* [What you have to do] Note each line where "this" appears, and copy it.

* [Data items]
^^^^

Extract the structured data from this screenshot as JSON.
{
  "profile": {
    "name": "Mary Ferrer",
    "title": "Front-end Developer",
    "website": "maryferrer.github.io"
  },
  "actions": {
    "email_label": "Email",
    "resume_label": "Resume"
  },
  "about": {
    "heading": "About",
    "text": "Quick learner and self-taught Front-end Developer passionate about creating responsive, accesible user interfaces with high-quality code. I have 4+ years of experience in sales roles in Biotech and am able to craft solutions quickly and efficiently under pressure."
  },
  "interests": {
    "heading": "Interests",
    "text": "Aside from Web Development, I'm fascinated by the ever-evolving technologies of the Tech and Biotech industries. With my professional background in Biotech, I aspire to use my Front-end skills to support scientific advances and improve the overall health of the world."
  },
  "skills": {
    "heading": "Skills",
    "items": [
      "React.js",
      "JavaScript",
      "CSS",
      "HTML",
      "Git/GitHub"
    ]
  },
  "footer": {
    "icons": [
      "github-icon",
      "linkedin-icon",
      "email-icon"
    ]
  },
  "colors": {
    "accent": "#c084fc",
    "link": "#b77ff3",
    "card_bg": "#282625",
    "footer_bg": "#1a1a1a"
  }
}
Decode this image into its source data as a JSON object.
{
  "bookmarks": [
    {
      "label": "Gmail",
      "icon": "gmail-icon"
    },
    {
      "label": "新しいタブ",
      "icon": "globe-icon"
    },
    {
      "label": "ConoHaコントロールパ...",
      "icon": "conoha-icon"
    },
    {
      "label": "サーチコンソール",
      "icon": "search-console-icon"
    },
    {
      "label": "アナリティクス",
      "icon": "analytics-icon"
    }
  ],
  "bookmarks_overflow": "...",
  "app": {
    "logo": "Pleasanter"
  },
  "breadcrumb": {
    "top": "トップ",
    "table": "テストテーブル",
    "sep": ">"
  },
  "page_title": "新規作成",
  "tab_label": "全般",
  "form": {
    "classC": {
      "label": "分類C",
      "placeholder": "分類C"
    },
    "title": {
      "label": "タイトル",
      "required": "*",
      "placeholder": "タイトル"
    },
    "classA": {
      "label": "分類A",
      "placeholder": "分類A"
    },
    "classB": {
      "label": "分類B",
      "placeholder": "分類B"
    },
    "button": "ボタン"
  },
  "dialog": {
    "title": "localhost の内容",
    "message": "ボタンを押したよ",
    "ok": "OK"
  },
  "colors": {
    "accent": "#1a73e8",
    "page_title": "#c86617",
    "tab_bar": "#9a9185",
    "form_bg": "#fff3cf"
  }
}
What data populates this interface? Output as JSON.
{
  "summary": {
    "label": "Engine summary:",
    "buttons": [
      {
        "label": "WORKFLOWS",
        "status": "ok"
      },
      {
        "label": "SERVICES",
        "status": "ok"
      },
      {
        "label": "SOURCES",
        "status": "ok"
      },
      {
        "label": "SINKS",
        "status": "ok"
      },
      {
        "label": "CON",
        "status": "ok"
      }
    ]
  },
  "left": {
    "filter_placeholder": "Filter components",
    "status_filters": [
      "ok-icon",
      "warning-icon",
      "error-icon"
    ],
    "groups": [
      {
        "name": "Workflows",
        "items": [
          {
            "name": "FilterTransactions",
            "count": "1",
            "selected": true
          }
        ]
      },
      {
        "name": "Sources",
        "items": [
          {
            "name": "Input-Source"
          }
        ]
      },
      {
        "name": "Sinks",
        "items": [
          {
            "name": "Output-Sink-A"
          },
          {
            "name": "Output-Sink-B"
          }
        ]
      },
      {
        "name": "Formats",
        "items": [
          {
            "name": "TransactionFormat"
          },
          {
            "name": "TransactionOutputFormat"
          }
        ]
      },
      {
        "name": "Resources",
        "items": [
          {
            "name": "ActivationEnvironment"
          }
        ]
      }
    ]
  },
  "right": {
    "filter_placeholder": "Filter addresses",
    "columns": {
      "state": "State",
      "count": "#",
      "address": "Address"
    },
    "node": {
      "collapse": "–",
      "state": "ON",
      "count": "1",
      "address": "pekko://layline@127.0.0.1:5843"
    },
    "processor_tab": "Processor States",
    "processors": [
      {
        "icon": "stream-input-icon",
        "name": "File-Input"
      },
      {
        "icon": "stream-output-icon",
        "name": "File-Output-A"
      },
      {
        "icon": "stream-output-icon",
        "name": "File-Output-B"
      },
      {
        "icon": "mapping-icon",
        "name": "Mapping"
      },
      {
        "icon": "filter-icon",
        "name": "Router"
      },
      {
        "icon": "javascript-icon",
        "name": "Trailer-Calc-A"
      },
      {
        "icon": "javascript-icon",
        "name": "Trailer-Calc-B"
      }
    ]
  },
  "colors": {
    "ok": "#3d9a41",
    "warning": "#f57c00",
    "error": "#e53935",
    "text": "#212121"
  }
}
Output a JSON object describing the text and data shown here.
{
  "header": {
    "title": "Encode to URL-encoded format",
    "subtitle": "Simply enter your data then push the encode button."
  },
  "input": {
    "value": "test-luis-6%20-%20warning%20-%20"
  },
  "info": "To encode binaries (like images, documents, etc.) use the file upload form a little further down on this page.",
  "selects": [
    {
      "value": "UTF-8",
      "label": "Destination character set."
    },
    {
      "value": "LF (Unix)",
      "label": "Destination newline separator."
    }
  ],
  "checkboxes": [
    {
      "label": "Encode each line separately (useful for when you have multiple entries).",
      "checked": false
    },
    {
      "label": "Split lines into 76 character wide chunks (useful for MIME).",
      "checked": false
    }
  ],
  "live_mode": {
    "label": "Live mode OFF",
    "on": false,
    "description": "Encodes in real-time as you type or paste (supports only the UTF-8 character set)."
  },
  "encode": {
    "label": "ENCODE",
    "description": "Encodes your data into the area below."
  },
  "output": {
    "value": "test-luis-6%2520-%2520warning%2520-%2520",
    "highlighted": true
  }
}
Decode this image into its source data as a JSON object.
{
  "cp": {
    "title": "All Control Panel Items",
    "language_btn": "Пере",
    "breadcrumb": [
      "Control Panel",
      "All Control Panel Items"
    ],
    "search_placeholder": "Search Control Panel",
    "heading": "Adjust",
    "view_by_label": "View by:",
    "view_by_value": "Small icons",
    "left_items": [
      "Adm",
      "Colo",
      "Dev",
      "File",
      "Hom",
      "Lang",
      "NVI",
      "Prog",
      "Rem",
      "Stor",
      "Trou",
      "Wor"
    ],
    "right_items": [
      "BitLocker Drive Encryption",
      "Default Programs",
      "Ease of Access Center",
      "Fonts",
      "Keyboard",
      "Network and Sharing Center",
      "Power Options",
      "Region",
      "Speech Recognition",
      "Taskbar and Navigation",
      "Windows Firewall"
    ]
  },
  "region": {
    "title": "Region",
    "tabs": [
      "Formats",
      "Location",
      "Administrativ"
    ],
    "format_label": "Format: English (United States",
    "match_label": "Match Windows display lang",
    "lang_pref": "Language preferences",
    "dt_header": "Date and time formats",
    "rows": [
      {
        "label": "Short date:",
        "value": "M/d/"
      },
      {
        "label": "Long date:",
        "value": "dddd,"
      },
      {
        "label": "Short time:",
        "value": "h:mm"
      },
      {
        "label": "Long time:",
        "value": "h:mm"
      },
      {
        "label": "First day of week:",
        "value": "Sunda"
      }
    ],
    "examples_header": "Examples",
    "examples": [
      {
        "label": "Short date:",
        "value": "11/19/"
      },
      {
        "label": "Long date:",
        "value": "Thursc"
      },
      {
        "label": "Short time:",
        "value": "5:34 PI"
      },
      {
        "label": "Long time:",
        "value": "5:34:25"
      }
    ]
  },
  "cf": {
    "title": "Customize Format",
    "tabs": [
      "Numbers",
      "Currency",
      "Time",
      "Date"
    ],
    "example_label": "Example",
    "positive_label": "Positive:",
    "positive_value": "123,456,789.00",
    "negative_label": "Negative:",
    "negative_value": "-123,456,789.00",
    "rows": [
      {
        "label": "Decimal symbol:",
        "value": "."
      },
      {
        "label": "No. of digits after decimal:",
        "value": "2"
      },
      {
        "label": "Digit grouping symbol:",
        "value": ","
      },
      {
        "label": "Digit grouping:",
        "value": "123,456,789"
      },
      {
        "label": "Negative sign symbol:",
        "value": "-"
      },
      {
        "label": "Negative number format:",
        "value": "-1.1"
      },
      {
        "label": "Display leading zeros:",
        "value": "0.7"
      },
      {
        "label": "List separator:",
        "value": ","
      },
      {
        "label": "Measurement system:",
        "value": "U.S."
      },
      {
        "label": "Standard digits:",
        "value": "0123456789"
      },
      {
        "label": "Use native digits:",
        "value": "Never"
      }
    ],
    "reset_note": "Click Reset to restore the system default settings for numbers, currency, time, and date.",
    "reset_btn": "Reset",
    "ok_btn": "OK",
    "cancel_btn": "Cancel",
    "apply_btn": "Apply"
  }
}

^^^^

* [The output]
Extract the structured data from this screenshot as JSON.
Decode this image into its source data as a JSON object.
What data populates this interface? Output as JSON.
  "info": "To encode binaries (like images, documents, etc.) use the file upload form a little further down on this page.",
Decode this image into its source data as a JSON object.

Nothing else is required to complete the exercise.